**Textausschnitt:**
──────────

Kurz:
Egozentrischer Starchirurg baut Autounfall, pilgert nach Nepal und mutiert zu Neo 2.0.
Lang:
Ein bisschen Superhelden-Chumbawamba, ein Hauch Matrix-Mystik und tonnenweise Inception-Optik, fertig ist der zweite Streifen aus der dritten Marvel Phase. Leider schafft es auch „Doctor Strange“ nicht ganz mich aus der Marvel-Fatigue zu rütteln. Aber der Reihe nach.
Die Filmadaptation rund um den „Vertrauensarzt der Nerds“ (© Sidekicks) lungerte bereits lange Zeit im Wartesaal vor sich hin. Ein erster Gehversuch in Richtung Operationsaal wurde schon 1986 unternommen, doch dieser und weitere kollabierten frühzeitig. Bevor sich der TV-Sherlock-Holmes den Doktorkittel überstülpen konnte, waren beispielsweise Tom Hardy, Ethan Hawke, Ewan McGregor oder Keanu Reeves potenzielle Kittelträger. Glücklicherweise fiel die Wahl aber auf Benedict Cumberbatch. Der „behinderte Stapel“ (so cumber/batch gemäss leo.org) passt perfekt in die Rolle des exzentrischen Neurochirurgen.

──────────

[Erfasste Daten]
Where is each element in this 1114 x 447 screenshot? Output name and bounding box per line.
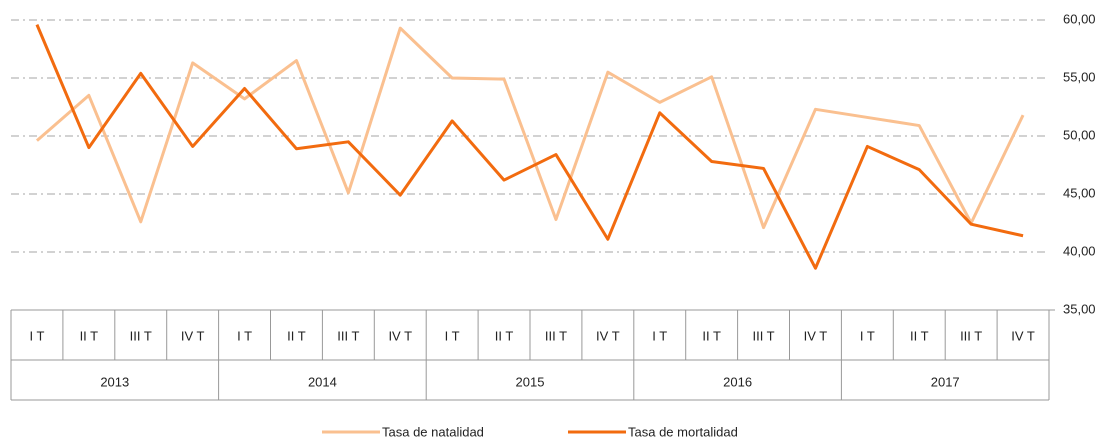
x-tick-label: II T <box>80 328 99 343</box>
x-tick-label: IV T <box>388 328 412 343</box>
x-group-label: 2017 <box>931 374 960 389</box>
y-tick-label: 35,00 <box>1063 301 1096 316</box>
x-tick-label: III T <box>960 328 982 343</box>
x-tick-label: I T <box>29 328 44 343</box>
x-tick-label: IV T <box>1011 328 1035 343</box>
x-group-label: 2014 <box>308 374 337 389</box>
x-group-label: 2016 <box>723 374 752 389</box>
x-tick-label: I T <box>860 328 875 343</box>
x-tick-label: II T <box>495 328 514 343</box>
x-tick-label: III T <box>130 328 152 343</box>
legend-label: Tasa de natalidad <box>382 424 484 439</box>
x-tick-label: III T <box>545 328 567 343</box>
x-tick-label: IV T <box>181 328 205 343</box>
x-tick-label: I T <box>445 328 460 343</box>
y-tick-label: 55,00 <box>1063 69 1096 84</box>
x-tick-label: II T <box>287 328 306 343</box>
x-tick-label: I T <box>237 328 252 343</box>
x-tick-label: IV T <box>804 328 828 343</box>
x-tick-label: II T <box>702 328 721 343</box>
x-tick-label: IV T <box>596 328 620 343</box>
y-tick-label: 50,00 <box>1063 127 1096 142</box>
line-series <box>35 24 1024 270</box>
x-tick-label: II T <box>910 328 929 343</box>
y-tick-label: 45,00 <box>1063 185 1096 200</box>
x-tick-label: I T <box>652 328 667 343</box>
y-tick-label: 60,00 <box>1063 11 1096 26</box>
x-group-label: 2015 <box>516 374 545 389</box>
x-tick-label: III T <box>752 328 774 343</box>
line-series <box>35 26 1025 230</box>
legend-label: Tasa de mortalidad <box>628 424 738 439</box>
y-tick-label: 40,00 <box>1063 243 1096 258</box>
x-group-label: 2013 <box>100 374 129 389</box>
x-tick-label: III T <box>337 328 359 343</box>
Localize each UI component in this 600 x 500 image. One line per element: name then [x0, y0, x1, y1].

──────────

**Übungsaufgaben:**
1. In welchem Jahr gab es laut dem Textausschnitt den ersten Versuch, „Doctor Strange“ zu verfilmen?
2. Gib einen Teil des Textausschnitts wörtlich wieder: Beginne bei der Stelle mit „Die Filmadaptation rund“ und höre nach „des exzentrischen Neurochirurgen.“ auf.
Die Zeilen spielen hierfür keine Rolle.

**Lösungen:**
1. 1986

2.
Die Filmadaptation rund um den „Vertrauensarzt der Nerds“ (© Sidekicks) lungerte bereits lange Zeit im Wartesaal vor sich hin. Ein erster Gehversuch in Richtung Operationsaal wurde schon 1986 unternommen, doch dieser und weitere kollabierten frühzeitig. Bevor sich der TV-Sherlock-Holmes den Doktorkittel überstülpen konnte, waren beispielsweise Tom Hardy, Ethan Hawke, Ewan McGregor oder Keanu Reeves potenzielle Kittelträger. Glücklicherweise fiel die Wahl aber auf Benedict Cumberbatch. Der „behinderte Stapel“ (so cumber/batch gemäss leo.org) passt perfekt in die Rolle des exzentrischen Neurochirurgen.